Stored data
____

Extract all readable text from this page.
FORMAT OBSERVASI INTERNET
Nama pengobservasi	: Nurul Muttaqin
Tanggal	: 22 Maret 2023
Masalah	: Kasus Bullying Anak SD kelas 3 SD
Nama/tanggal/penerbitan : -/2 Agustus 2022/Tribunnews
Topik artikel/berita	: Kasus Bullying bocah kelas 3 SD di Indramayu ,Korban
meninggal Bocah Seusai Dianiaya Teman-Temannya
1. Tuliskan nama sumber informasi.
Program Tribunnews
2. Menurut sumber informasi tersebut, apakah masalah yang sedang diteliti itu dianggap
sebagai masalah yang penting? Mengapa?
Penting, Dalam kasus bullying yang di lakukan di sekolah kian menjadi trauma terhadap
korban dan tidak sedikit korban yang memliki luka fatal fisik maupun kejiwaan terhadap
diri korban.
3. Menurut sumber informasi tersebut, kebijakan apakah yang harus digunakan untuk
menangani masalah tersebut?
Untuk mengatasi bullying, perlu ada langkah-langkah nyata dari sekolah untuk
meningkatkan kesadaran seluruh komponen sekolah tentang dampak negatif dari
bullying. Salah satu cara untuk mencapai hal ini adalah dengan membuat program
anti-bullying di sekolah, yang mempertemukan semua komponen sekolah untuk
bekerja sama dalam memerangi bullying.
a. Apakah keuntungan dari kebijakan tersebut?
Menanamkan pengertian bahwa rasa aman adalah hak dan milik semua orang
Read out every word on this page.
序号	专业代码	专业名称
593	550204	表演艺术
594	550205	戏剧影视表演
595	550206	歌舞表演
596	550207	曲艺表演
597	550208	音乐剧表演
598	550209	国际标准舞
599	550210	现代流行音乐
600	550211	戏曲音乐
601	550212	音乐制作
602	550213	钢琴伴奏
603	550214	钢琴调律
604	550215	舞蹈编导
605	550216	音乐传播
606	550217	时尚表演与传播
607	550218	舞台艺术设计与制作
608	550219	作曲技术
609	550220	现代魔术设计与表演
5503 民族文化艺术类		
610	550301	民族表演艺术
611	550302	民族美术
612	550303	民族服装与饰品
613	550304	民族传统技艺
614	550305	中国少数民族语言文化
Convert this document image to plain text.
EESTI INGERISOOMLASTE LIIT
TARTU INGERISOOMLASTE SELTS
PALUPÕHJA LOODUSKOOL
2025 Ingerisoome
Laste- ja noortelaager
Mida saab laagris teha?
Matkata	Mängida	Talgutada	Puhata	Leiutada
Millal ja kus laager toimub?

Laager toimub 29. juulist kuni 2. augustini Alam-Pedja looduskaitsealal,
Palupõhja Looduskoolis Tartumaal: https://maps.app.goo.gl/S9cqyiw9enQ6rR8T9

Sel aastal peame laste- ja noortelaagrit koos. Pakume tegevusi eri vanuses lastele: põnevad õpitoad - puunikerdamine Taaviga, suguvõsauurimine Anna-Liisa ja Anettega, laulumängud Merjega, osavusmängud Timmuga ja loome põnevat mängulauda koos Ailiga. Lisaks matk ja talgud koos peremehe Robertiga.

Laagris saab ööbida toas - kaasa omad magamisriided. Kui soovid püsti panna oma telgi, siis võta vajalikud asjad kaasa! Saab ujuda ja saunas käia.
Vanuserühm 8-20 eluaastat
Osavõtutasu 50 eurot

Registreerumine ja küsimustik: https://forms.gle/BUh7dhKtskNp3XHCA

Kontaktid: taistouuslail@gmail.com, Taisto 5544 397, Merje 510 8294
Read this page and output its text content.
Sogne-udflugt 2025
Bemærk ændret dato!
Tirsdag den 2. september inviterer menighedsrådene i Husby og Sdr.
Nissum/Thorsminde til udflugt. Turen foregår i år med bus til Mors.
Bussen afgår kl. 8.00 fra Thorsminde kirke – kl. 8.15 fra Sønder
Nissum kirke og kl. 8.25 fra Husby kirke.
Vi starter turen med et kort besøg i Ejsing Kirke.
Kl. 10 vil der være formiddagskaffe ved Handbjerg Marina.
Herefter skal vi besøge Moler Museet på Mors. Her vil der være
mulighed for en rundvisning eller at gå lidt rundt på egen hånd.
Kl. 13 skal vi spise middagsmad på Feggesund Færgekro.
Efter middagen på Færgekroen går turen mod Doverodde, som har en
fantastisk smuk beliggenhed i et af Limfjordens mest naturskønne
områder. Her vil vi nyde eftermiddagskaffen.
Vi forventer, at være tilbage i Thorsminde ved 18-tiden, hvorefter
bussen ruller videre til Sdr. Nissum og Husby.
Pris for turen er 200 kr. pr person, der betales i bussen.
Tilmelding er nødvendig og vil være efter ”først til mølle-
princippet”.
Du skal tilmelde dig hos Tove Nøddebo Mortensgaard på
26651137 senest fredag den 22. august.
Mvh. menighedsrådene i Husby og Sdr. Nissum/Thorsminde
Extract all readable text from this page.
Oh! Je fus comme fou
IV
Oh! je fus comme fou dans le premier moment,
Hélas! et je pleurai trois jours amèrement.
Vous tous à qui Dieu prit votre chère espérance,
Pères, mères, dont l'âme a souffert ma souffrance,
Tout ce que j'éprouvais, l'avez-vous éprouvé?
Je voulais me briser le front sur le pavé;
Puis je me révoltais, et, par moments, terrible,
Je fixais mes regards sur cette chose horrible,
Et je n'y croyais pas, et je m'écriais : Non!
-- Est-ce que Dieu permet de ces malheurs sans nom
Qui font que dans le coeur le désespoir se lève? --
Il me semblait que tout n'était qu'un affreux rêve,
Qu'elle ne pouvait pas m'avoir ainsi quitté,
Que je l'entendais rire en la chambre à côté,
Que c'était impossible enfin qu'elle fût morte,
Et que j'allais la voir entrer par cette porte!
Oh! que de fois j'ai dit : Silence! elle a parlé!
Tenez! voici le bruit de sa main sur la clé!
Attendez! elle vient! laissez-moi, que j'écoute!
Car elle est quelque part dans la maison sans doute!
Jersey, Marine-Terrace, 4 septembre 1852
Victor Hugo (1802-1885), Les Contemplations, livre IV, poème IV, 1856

____

Return all lines with the word "Dieu" in them.

Vous tous à qui Dieu prit votre chère espérance,
-- Est-ce que Dieu permet de ces malheurs sans nom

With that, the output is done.